TU OBJETIVO:
Por favor, imprime tal cual, del texto sobre el Colegio de las Vizcaínas, todo lo que va desde "Solicitaron la merced" hasta llegar a "todos los corredores.".

TEXTO PROPORCIONADO:
El edificio del Colegio de las Vizcaínas es interesante y valioso por su lujosa construcción de 25 mil metros cuadrados en un terreno de diez mil, en estilo barroco con tezontle y cantera. Su fachada principal da al norte porque el arquitecto Bueno Basori sabía muy bien que en ese punto estaba concentrada toda la actividad importante de la urbe: el Palacio Virreinal, el Cabildo, la Catedral, los grandes conventos, la Real Universidad, mientras que al sur -donde está la plaza- predominaban las chinampas y algo de actividad agrícola, lo que no interesaba a los vascos de la cofradía de Aránzazu, que fundaron y financiaron el colegio.
Esta cofradía era una de las más ricas del reino y lo demuestra fray Agustín de Vetancurt (así escribía él su apellido) quien en su Teatro Mexicano escribió que tenía una bóveda en forma de media naranja con su linternilla y una fachada adornada con columnas corintias de cantera; en general las cofradías estaban adentro de las iglesias pero ésta tenía su propia construcción, contaba con sacristía, sala de juntas, así como una capilla adornada con tres retablos, el principal dedicado a la Virgen de Aránzazu, el de lado derecho a la de Begoña y el de lado izquierdo a la de Guadalupe, la cual siguió en uso hasta el siglo XIX, cuando por las Leyes de Reforma fue expropiada y se demolió.
Aunque la comunidad vasca en Nueva España fue sólo una pequeña minoría en todo momento, el auge económico del siglo XVIII atrajo a jóvenes vizcaínos como Manuel de Aldaco, Ambrosio de Meave y Francisco de Echeveste, fundadores y principales benefactores del Colegio de San Ignacio de Loyola, mejor conocido como Vizcaínas, una obra magna enfocada a la educación de la mujer. Primero buscaron un solar que tuviera buen acceso al agua, les gustó uno cercano a los arcos de Chapultepec y fueron a ver al marqués de Guardiola, oidor del cabildo de la ciudad de México, le dijeron que tenían un capital de un millón de pesos para invertir en este proyecto y lo aceptó.
Solicitaron la merced de dos reales de agua con el que empezaron de inmediato a instalar una cañería, y ya con el permiso de construcción empezaron por abrir zanjas y limpiar la acequia de Santo Tomás que iba a la obra del colegio, para abrir una ruta acuática que facilitara la llegada de los materiales. Así entraron por la Plaza de las Vizcaínas, donde descargaban una suerte de barcazas que llevaban piedra, madera y cal, de ahí el nombre de Plaza de la cal Vizcaínas.
El colegio abrió sus puertas en 1767 (tardó 18 años) con un gran festejo para el que se acordonó toda el área porque iban a llegar personajes importantes como el virrey Carlos Francisco de Croix, los oidores de la Audiencia y los señores del Cabildo; el arzobispo Francisco de Lorenzana fue a bendecir el colegio, recorrió las tres fachadas posteriores y luego todos los corredores.

ÍTEMS PROPORCIONADOS:
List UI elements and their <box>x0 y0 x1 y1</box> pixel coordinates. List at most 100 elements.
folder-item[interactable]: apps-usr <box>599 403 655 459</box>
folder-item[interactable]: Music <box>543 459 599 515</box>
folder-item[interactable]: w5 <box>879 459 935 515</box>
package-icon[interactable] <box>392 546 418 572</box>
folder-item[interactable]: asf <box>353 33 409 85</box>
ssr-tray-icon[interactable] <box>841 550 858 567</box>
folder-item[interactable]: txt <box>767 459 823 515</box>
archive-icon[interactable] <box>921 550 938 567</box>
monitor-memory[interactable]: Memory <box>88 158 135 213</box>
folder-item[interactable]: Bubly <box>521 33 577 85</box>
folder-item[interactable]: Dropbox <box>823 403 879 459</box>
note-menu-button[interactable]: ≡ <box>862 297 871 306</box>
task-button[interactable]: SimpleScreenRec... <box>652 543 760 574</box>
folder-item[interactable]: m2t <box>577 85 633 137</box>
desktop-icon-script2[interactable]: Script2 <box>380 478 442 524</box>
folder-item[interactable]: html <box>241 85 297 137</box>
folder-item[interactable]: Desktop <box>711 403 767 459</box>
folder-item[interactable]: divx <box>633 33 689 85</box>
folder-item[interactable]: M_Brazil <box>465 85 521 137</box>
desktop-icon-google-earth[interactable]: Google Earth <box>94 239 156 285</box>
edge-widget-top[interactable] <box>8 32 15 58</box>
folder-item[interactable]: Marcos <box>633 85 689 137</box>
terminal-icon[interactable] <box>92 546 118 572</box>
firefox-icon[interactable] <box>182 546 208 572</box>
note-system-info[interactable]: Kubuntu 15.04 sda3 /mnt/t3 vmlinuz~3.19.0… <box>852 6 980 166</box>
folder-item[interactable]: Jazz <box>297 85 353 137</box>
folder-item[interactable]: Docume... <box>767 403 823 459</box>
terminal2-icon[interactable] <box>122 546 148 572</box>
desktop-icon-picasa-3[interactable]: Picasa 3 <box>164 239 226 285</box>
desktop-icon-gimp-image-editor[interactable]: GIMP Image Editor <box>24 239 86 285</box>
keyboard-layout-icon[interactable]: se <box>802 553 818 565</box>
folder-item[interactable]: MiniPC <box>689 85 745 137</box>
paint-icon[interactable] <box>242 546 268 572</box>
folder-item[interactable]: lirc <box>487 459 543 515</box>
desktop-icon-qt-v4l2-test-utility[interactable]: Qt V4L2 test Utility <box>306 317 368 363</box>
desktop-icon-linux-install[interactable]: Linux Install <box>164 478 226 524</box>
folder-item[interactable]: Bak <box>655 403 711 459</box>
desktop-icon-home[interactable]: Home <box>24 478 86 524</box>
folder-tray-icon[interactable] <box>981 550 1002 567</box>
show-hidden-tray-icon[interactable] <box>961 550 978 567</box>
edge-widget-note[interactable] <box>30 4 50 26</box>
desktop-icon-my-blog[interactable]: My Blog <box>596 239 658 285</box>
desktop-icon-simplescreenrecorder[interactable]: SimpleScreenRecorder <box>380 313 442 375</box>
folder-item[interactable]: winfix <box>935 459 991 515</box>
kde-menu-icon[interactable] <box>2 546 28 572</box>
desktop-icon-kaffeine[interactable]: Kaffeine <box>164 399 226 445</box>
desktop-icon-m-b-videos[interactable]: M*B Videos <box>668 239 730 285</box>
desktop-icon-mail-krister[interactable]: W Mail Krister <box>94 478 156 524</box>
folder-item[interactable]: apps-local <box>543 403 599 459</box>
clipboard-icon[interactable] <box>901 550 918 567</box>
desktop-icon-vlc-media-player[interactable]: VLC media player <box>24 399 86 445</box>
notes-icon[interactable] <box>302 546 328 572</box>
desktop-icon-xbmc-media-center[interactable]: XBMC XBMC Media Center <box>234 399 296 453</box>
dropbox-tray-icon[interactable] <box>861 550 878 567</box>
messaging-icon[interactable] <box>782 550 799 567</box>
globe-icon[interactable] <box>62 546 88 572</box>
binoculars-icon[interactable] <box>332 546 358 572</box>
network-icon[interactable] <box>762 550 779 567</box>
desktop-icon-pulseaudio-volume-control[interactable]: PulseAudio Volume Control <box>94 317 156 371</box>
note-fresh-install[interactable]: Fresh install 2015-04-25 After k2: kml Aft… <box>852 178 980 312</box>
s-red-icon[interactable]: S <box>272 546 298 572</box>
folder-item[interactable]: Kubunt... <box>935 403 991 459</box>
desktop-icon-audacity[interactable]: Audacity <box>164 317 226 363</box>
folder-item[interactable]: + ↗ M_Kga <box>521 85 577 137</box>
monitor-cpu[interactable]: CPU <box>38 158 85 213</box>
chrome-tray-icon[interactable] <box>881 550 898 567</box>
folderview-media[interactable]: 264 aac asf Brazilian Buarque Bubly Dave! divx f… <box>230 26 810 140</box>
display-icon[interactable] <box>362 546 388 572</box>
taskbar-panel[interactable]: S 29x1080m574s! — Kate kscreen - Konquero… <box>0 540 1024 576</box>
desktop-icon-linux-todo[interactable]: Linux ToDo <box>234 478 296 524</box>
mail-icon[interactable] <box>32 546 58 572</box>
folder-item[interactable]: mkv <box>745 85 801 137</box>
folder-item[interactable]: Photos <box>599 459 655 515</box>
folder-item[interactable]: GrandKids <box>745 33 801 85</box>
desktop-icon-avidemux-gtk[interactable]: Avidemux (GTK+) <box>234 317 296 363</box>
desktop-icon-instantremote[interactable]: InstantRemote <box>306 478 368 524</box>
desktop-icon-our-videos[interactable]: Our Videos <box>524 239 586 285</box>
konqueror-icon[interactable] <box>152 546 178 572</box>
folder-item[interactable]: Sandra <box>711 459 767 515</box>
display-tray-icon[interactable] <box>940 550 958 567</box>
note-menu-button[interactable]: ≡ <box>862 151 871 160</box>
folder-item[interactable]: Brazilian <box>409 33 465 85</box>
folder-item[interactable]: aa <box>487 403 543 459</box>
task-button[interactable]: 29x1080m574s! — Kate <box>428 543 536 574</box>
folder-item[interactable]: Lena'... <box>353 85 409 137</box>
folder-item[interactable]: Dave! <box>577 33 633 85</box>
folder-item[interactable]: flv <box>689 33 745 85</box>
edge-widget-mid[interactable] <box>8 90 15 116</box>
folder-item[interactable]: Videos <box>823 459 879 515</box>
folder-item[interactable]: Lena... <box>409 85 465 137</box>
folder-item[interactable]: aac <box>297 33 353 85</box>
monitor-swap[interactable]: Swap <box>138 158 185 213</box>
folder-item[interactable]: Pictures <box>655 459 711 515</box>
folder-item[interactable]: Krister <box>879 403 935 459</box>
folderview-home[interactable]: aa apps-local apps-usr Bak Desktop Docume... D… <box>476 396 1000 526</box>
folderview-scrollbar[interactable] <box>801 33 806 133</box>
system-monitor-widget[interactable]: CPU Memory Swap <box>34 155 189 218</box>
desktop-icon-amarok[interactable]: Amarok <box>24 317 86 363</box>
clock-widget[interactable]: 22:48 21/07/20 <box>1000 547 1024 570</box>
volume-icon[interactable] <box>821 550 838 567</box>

RESPUESTA COMPLETA:
Solicitaron la merced de dos reales de agua con el que empezaron de inmediato a instalar una cañería, y ya con el permiso de construcción empezaron por abrir zanjas y limpiar la acequia de Santo Tomás que iba a la obra del colegio, para abrir una ruta acuática que facilitara la llegada de los materiales. Así entraron por la Plaza de las Vizcaínas, donde descargaban una suerte de barcazas que llevaban piedra, madera y cal, de ahí el nombre de Plaza de la cal Vizcaínas.
El colegio abrió sus puertas en 1767 (tardó 18 años) con un gran festejo para el que se acordonó toda el área porque iban a llegar personajes importantes como el virrey Carlos Francisco de Croix, los oidores de la Audiencia y los señores del Cabildo; el arzobispo Francisco de Lorenzana fue a bendecir el colegio, recorrió las tres fachadas posteriores y luego todos los corredores.